**Input records:**
====================
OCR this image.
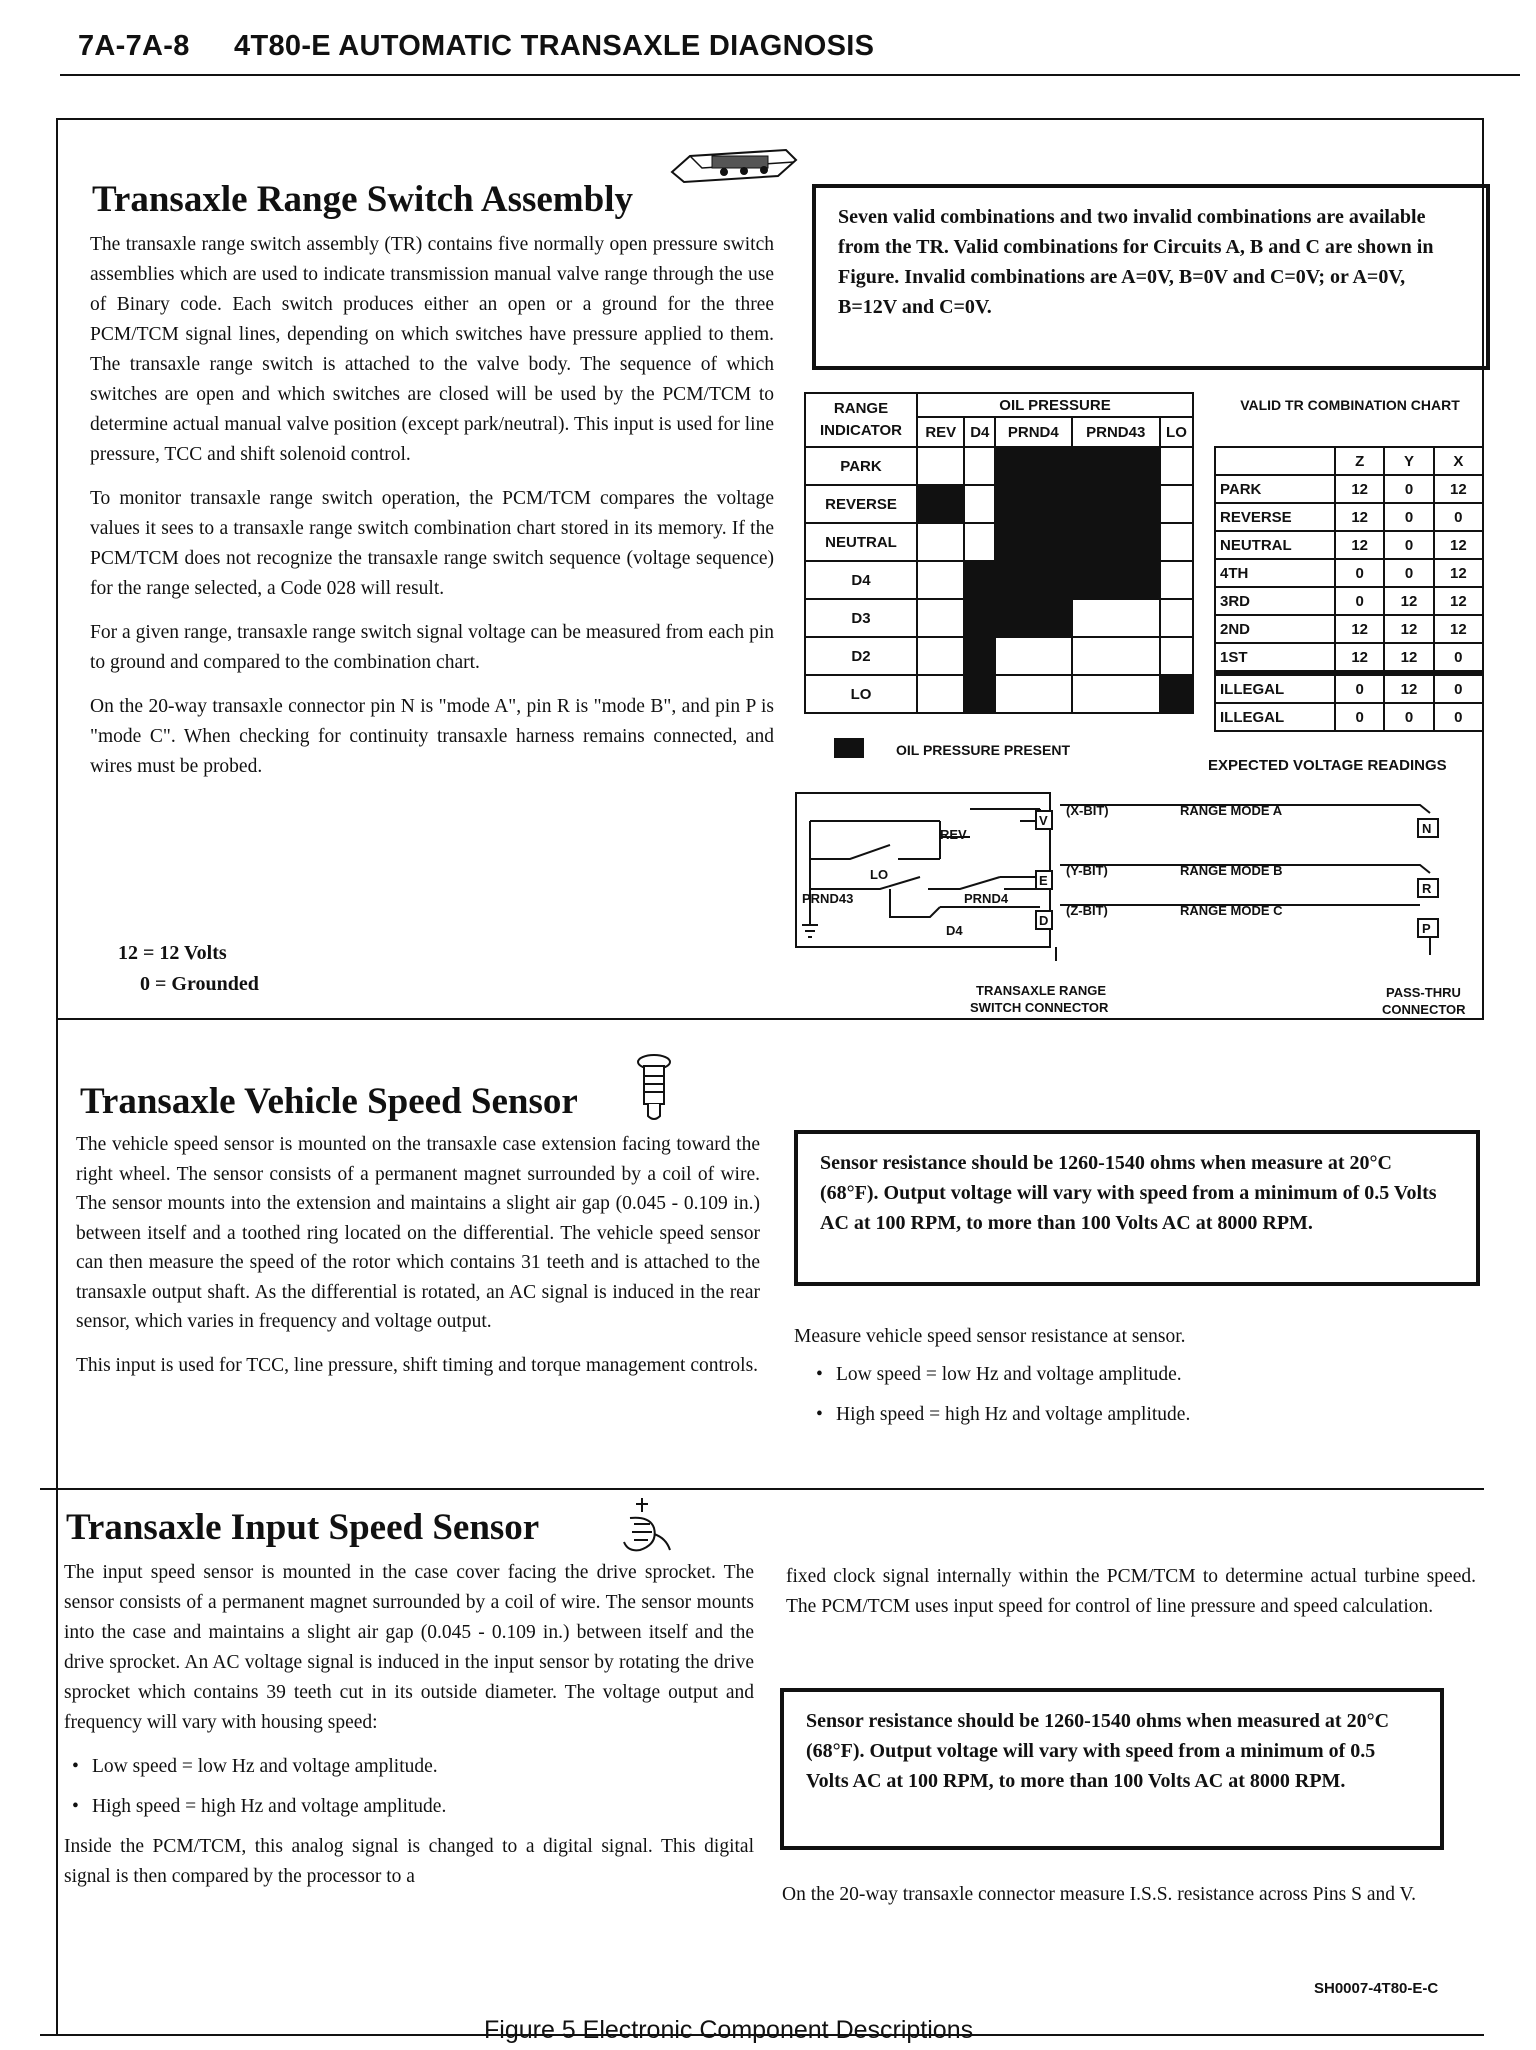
7A-7A-8 4T80-E AUTOMATIC TRANSAXLE DIAGNOSIS
Transaxle Range Switch Assembly

The transaxle range switch assembly (TR) contains five normally open pressure switch assemblies which are used to indicate transmission manual valve range through the use of Binary code. Each switch produces either an open or a ground for the three PCM/TCM signal lines, depending on which switches have pressure applied to them. The transaxle range switch is attached to the valve body. The sequence of which switches are open and which switches are closed will be used by the PCM/TCM to determine actual manual valve position (except park/neutral). This input is used for line pressure, TCC and shift solenoid control.

To monitor transaxle range switch operation, the PCM/TCM compares the voltage values it sees to a transaxle range switch combination chart stored in its memory. If the PCM/TCM does not recognize the transaxle range switch sequence (voltage sequence) for the range selected, a Code 028 will result.

For a given range, transaxle range switch signal voltage can be measured from each pin to ground and compared to the combination chart.

On the 20-way transaxle connector pin N is "mode A", pin R is "mode B", and pin P is "mode C". When checking for continuity transaxle harness remains connected, and wires must be probed.

12 = 12 Volts
0 = Grounded
Seven valid combinations and two invalid combinations are available from the TR. Valid combinations for Circuits A, B and C are shown in Figure. Invalid combinations are A=0V, B=0V and C=0V; or A=0V, B=12V and C=0V.
RANGE
INDICATOR	OIL PRESSURE				
	REV	D4	PRND4	PRND43	LO
PARK					
REVERSE					
NEUTRAL					
D4					
D3					
D2					
LO					
OIL PRESSURE PRESENT
VALID TR COMBINATION CHART
	Z	Y	X
PARK	12	0	12
REVERSE	12	0	0
NEUTRAL	12	0	12
4TH	0	0	12
3RD	0	12	12
2ND	12	12	12
1ST	12	12	0
ILLEGAL	0	12	0
ILLEGAL	0	0	0
EXPECTED VOLTAGE READINGS
REV
LO
PRND43	PRND4
D4
V
E
D
(X-BIT)
(Y-BIT)
(Z-BIT)
RANGE MODE A
RANGE MODE B
RANGE MODE C
N
R
P
TRANSAXLE RANGE
SWITCH CONNECTOR
PASS-THRU
CONNECTOR
Transaxle Vehicle Speed Sensor

The vehicle speed sensor is mounted on the transaxle case extension facing toward the right wheel. The sensor consists of a permanent magnet surrounded by a coil of wire. The sensor mounts into the extension and maintains a slight air gap (0.045 - 0.109 in.) between itself and a toothed ring located on the differential. The vehicle speed sensor can then measure the speed of the rotor which contains 31 teeth and is attached to the transaxle output shaft. As the differential is rotated, an AC signal is induced in the rear sensor, which varies in frequency and voltage output.

This input is used for TCC, line pressure, shift timing and torque management controls.

Sensor resistance should be 1260-1540 ohms when measure at 20°C (68°F). Output voltage will vary with speed from a minimum of 0.5 Volts AC at 100 RPM, to more than 100 Volts AC at 8000 RPM.
Measure vehicle speed sensor resistance at sensor.
• Low speed = low Hz and voltage amplitude.
• High speed = high Hz and voltage amplitude.
Transaxle Input Speed Sensor

The input speed sensor is mounted in the case cover facing the drive sprocket. The sensor consists of a permanent magnet surrounded by a coil of wire. The sensor mounts into the case and maintains a slight air gap (0.045 - 0.109 in.) between itself and the drive sprocket. An AC voltage signal is induced in the input sensor by rotating the drive sprocket which contains 39 teeth cut in its outside diameter. The voltage output and frequency will vary with housing speed:

• Low speed = low Hz and voltage amplitude.
• High speed = high Hz and voltage amplitude.

Inside the PCM/TCM, this analog signal is changed to a digital signal. This digital signal is then compared by the processor to a

fixed clock signal internally within the PCM/TCM to determine actual turbine speed. The PCM/TCM uses input speed for control of line pressure and speed calculation.
Sensor resistance should be 1260-1540 ohms when measured at 20°C (68°F). Output voltage will vary with speed from a minimum of 0.5 Volts AC at 100 RPM, to more than 100 Volts AC at 8000 RPM.
On the 20-way transaxle connector measure I.S.S. resistance across Pins S and V.
SH0007-4T80-E-C
Figure 5 Electronic Component Descriptions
====================
**What you will do:** Print the complete listing exactly as it stands, without its pictures.

**Written response:**
OCR this image.
7A-7A-8 4T80-E AUTOMATIC TRANSAXLE DIAGNOSIS
Transaxle Range Switch Assembly

The transaxle range switch assembly (TR) contains five normally open pressure switch assemblies which are used to indicate transmission manual valve range through the use of Binary code. Each switch produces either an open or a ground for the three PCM/TCM signal lines, depending on which switches have pressure applied to them. The transaxle range switch is attached to the valve body. The sequence of which switches are open and which switches are closed will be used by the PCM/TCM to determine actual manual valve position (except park/neutral). This input is used for line pressure, TCC and shift solenoid control.

To monitor transaxle range switch operation, the PCM/TCM compares the voltage values it sees to a transaxle range switch combination chart stored in its memory. If the PCM/TCM does not recognize the transaxle range switch sequence (voltage sequence) for the range selected, a Code 028 will result.

For a given range, transaxle range switch signal voltage can be measured from each pin to ground and compared to the combination chart.

On the 20-way transaxle connector pin N is "mode A", pin R is "mode B", and pin P is "mode C". When checking for continuity transaxle harness remains connected, and wires must be probed.

12 = 12 Volts
0 = Grounded
Seven valid combinations and two invalid combinations are available from the TR. Valid combinations for Circuits A, B and C are shown in Figure. Invalid combinations are A=0V, B=0V and C=0V; or A=0V, B=12V and C=0V.
RANGE
INDICATOR	OIL PRESSURE				
	REV	D4	PRND4	PRND43	LO
PARK					
REVERSE					
NEUTRAL					
D4					
D3					
D2					
LO					
OIL PRESSURE PRESENT
VALID TR COMBINATION CHART
	Z	Y	X
PARK	12	0	12
REVERSE	12	0	0
NEUTRAL	12	0	12
4TH	0	0	12
3RD	0	12	12
2ND	12	12	12
1ST	12	12	0
ILLEGAL	0	12	0
ILLEGAL	0	0	0
EXPECTED VOLTAGE READINGS
REV
LO
PRND43	PRND4
D4
V
E
D
(X-BIT)
(Y-BIT)
(Z-BIT)
RANGE MODE A
RANGE MODE B
RANGE MODE C
N
R
P
TRANSAXLE RANGE
SWITCH CONNECTOR
PASS-THRU
CONNECTOR
Transaxle Vehicle Speed Sensor

The vehicle speed sensor is mounted on the transaxle case extension facing toward the right wheel. The sensor consists of a permanent magnet surrounded by a coil of wire. The sensor mounts into the extension and maintains a slight air gap (0.045 - 0.109 in.) between itself and a toothed ring located on the differential. The vehicle speed sensor can then measure the speed of the rotor which contains 31 teeth and is attached to the transaxle output shaft. As the differential is rotated, an AC signal is induced in the rear sensor, which varies in frequency and voltage output.

This input is used for TCC, line pressure, shift timing and torque management controls.

Sensor resistance should be 1260-1540 ohms when measure at 20°C (68°F). Output voltage will vary with speed from a minimum of 0.5 Volts AC at 100 RPM, to more than 100 Volts AC at 8000 RPM.
Measure vehicle speed sensor resistance at sensor.
• Low speed = low Hz and voltage amplitude.
• High speed = high Hz and voltage amplitude.
Transaxle Input Speed Sensor

The input speed sensor is mounted in the case cover facing the drive sprocket. The sensor consists of a permanent magnet surrounded by a coil of wire. The sensor mounts into the case and maintains a slight air gap (0.045 - 0.109 in.) between itself and the drive sprocket. An AC voltage signal is induced in the input sensor by rotating the drive sprocket which contains 39 teeth cut in its outside diameter. The voltage output and frequency will vary with housing speed:

• Low speed = low Hz and voltage amplitude.
• High speed = high Hz and voltage amplitude.

Inside the PCM/TCM, this analog signal is changed to a digital signal. This digital signal is then compared by the processor to a

fixed clock signal internally within the PCM/TCM to determine actual turbine speed. The PCM/TCM uses input speed for control of line pressure and speed calculation.
Sensor resistance should be 1260-1540 ohms when measured at 20°C (68°F). Output voltage will vary with speed from a minimum of 0.5 Volts AC at 100 RPM, to more than 100 Volts AC at 8000 RPM.
On the 20-way transaxle connector measure I.S.S. resistance across Pins S and V.
SH0007-4T80-E-C
Figure 5 Electronic Component Descriptions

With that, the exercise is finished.